WORK TO COMPLETE ▸
Quote all of the data exactly as given. Skip every picture it contains.

======

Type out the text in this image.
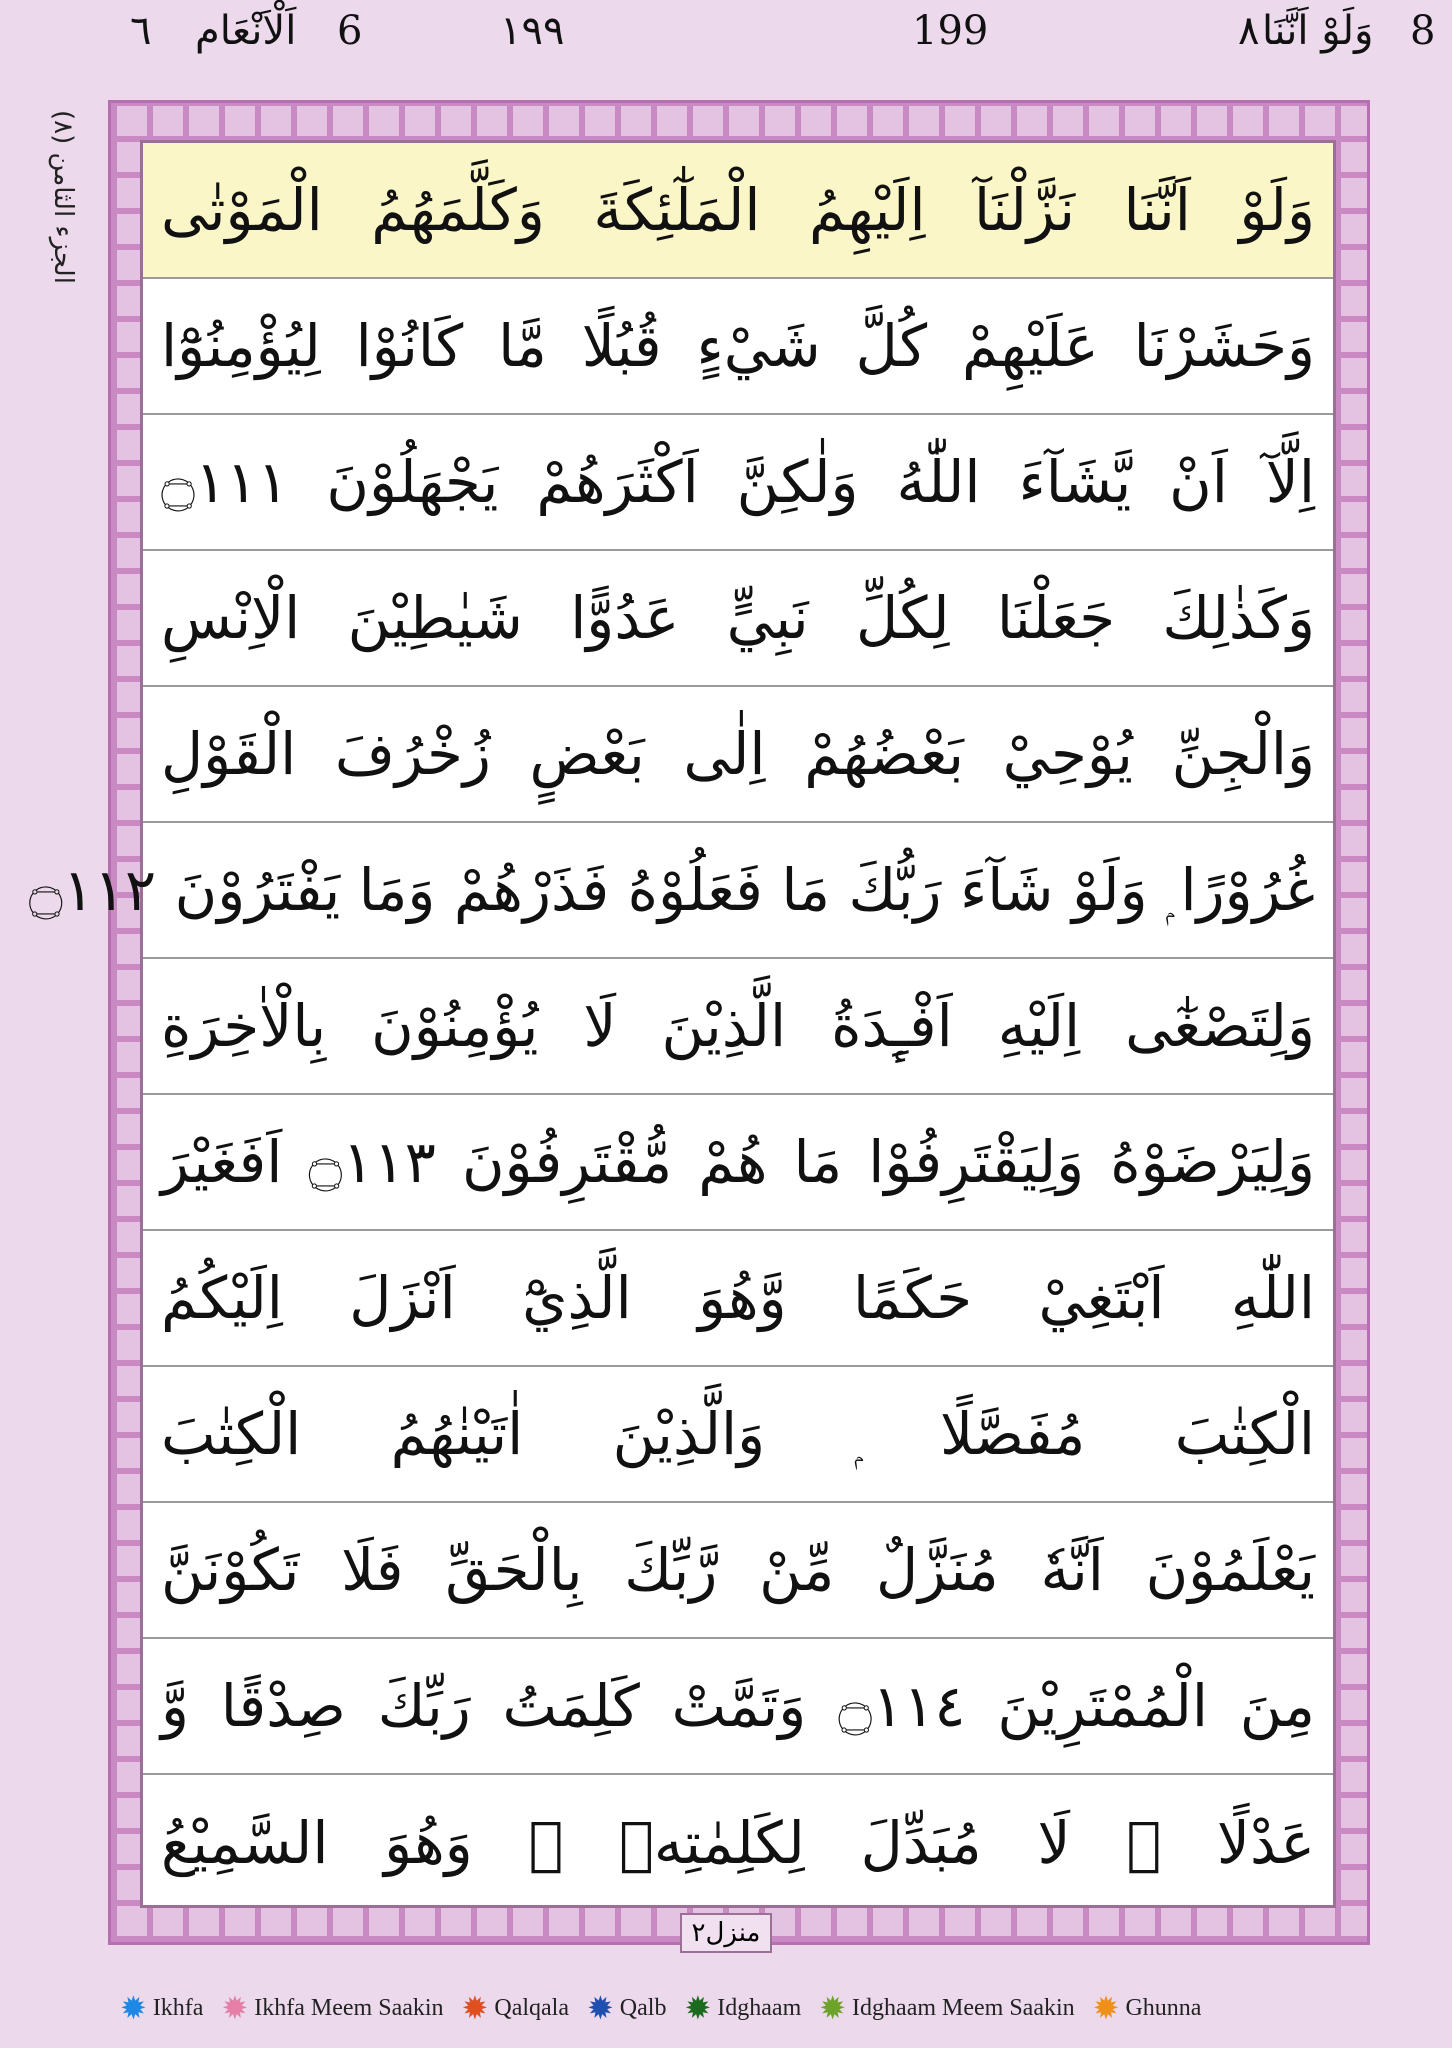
8
وَلَوْ اَنَّنَا
٨
199
١٩٩
6
اَلْاَنْعَام
٦
الجزء الثامن (٨) وَلَوْ اَنَّنَا نَزَّلْنَآ اِلَيْهِمُ الْمَلٰٓئِكَةَ وَكَلَّمَهُمُ الْمَوْتٰى
وَحَشَرْنَا عَلَيْهِمْ كُلَّ شَيْءٍ قُبُلًا مَّا كَانُوْا لِيُؤْمِنُوْٓا
اِلَّآ اَنْ يَّشَآءَ اللّٰهُ وَلٰكِنَّ اَكْثَرَهُمْ يَجْهَلُوْنَ ۝١١١
وَكَذٰلِكَ جَعَلْنَا لِكُلِّ نَبِيٍّ عَدُوًّا شَيٰطِيْنَ الْاِنْسِ
وَالْجِنِّ يُوْحِيْ بَعْضُهُمْ اِلٰى بَعْضٍ زُخْرُفَ الْقَوْلِ
غُرُوْرًا ۭ وَلَوْ شَآءَ رَبُّكَ مَا فَعَلُوْهُ فَذَرْهُمْ وَمَا يَفْتَرُوْنَ ۝١١٢
وَلِتَصْغٰٓى اِلَيْهِ اَفْـِٕدَةُ الَّذِيْنَ لَا يُؤْمِنُوْنَ بِالْاٰخِرَةِ
وَلِيَرْضَوْهُ وَلِيَقْتَرِفُوْا مَا هُمْ مُّقْتَرِفُوْنَ ۝١١٣ اَفَغَيْرَ
اللّٰهِ اَبْتَغِيْ حَكَمًا وَّهُوَ الَّذِيْٓ اَنْزَلَ اِلَيْكُمُ
الْكِتٰبَ مُفَصَّلًا ۭ وَالَّذِيْنَ اٰتَيْنٰهُمُ الْكِتٰبَ
يَعْلَمُوْنَ اَنَّهٗ مُنَزَّلٌ مِّنْ رَّبِّكَ بِالْحَقِّ فَلَا تَكُوْنَنَّ
مِنَ الْمُمْتَرِيْنَ ۝١١٤ وَتَمَّتْ كَلِمَتُ رَبِّكَ صِدْقًا وَّ
عَدْلًا ۭ لَا مُبَدِّلَ لِكَلِمٰتِهٖ ۚ وَهُوَ السَّمِيْعُ
منزل٢
✹ Ikhfa ✹ Ikhfa Meem Saakin ✹ Qalqala ✹ Qalb ✹ Idghaam ✹ Idghaam Meem Saakin ✹ Ghunna
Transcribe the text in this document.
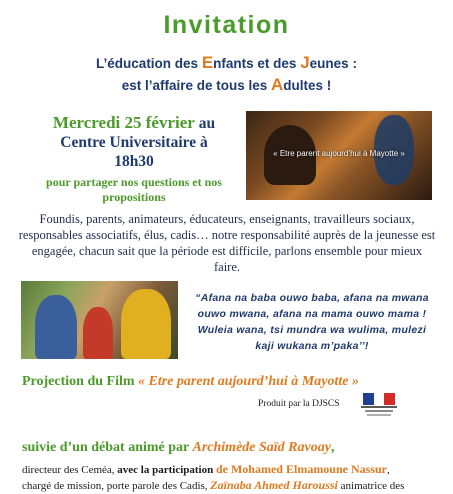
Invitation
L’éducation des Enfants et des Jeunes :
est l’affaire de tous les Adultes !
Mercredi 25 février au
Centre Universitaire à
18h30
pour partager nos questions et nos propositions
« Etre parent aujourd’hui à Mayotte »
Foundis, parents, animateurs, éducateurs, enseignants, travailleurs sociaux, responsables associatifs, élus, cadis… notre responsabilité auprès de la jeunesse est engagée, chacun sait que la période est difficile, parlons ensemble pour mieux faire.
“Afana na baba ouwo baba, afana na mwana ouwo mwana, afana na mama ouwo mama ! Wuleia wana, tsi mundra wa wulima, mulezi kaji wukana m’paka’’!
Projection du Film « Etre parent aujourd’hui à Mayotte »
Produit par la DJSCS
suivie d’un débat animé par Archimède Saïd Ravoay,
directeur des Ceméa, avec la participation de Mohamed Elmamoune Nassur,
chargé de mission, porte parole des Cadis, Zaïnaba Ahmed Haroussi animatrice des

======

OUTPUT OF THE TASK ▸
Type out the text in this image.
8
وَلَوْ اَنَّنَا
٨
199
١٩٩
6
اَلْاَنْعَام
٦
الجزء الثامن (٨) وَلَوْ اَنَّنَا نَزَّلْنَآ اِلَيْهِمُ الْمَلٰٓئِكَةَ وَكَلَّمَهُمُ الْمَوْتٰى
وَحَشَرْنَا عَلَيْهِمْ كُلَّ شَيْءٍ قُبُلًا مَّا كَانُوْا لِيُؤْمِنُوْٓا
اِلَّآ اَنْ يَّشَآءَ اللّٰهُ وَلٰكِنَّ اَكْثَرَهُمْ يَجْهَلُوْنَ ۝١١١
وَكَذٰلِكَ جَعَلْنَا لِكُلِّ نَبِيٍّ عَدُوًّا شَيٰطِيْنَ الْاِنْسِ
وَالْجِنِّ يُوْحِيْ بَعْضُهُمْ اِلٰى بَعْضٍ زُخْرُفَ الْقَوْلِ
غُرُوْرًا ۭ وَلَوْ شَآءَ رَبُّكَ مَا فَعَلُوْهُ فَذَرْهُمْ وَمَا يَفْتَرُوْنَ ۝١١٢
وَلِتَصْغٰٓى اِلَيْهِ اَفْـِٕدَةُ الَّذِيْنَ لَا يُؤْمِنُوْنَ بِالْاٰخِرَةِ
وَلِيَرْضَوْهُ وَلِيَقْتَرِفُوْا مَا هُمْ مُّقْتَرِفُوْنَ ۝١١٣ اَفَغَيْرَ
اللّٰهِ اَبْتَغِيْ حَكَمًا وَّهُوَ الَّذِيْٓ اَنْزَلَ اِلَيْكُمُ
الْكِتٰبَ مُفَصَّلًا ۭ وَالَّذِيْنَ اٰتَيْنٰهُمُ الْكِتٰبَ
يَعْلَمُوْنَ اَنَّهٗ مُنَزَّلٌ مِّنْ رَّبِّكَ بِالْحَقِّ فَلَا تَكُوْنَنَّ
مِنَ الْمُمْتَرِيْنَ ۝١١٤ وَتَمَّتْ كَلِمَتُ رَبِّكَ صِدْقًا وَّ
عَدْلًا ۭ لَا مُبَدِّلَ لِكَلِمٰتِهٖ ۚ وَهُوَ السَّمِيْعُ
منزل٢
✹ Ikhfa ✹ Ikhfa Meem Saakin ✹ Qalqala ✹ Qalb ✹ Idghaam ✹ Idghaam Meem Saakin ✹ Ghunna
Transcribe the text in this document.
Invitation
L’éducation des Enfants et des Jeunes :
est l’affaire de tous les Adultes !
Mercredi 25 février au
Centre Universitaire à
18h30
pour partager nos questions et nos propositions
« Etre parent aujourd’hui à Mayotte »
Foundis, parents, animateurs, éducateurs, enseignants, travailleurs sociaux, responsables associatifs, élus, cadis… notre responsabilité auprès de la jeunesse est engagée, chacun sait que la période est difficile, parlons ensemble pour mieux faire.
“Afana na baba ouwo baba, afana na mwana ouwo mwana, afana na mama ouwo mama ! Wuleia wana, tsi mundra wa wulima, mulezi kaji wukana m’paka’’!
Projection du Film « Etre parent aujourd’hui à Mayotte »
Produit par la DJSCS
suivie d’un débat animé par Archimède Saïd Ravoay,
directeur des Ceméa, avec la participation de Mohamed Elmamoune Nassur,
chargé de mission, porte parole des Cadis, Zaïnaba Ahmed Haroussi animatrice des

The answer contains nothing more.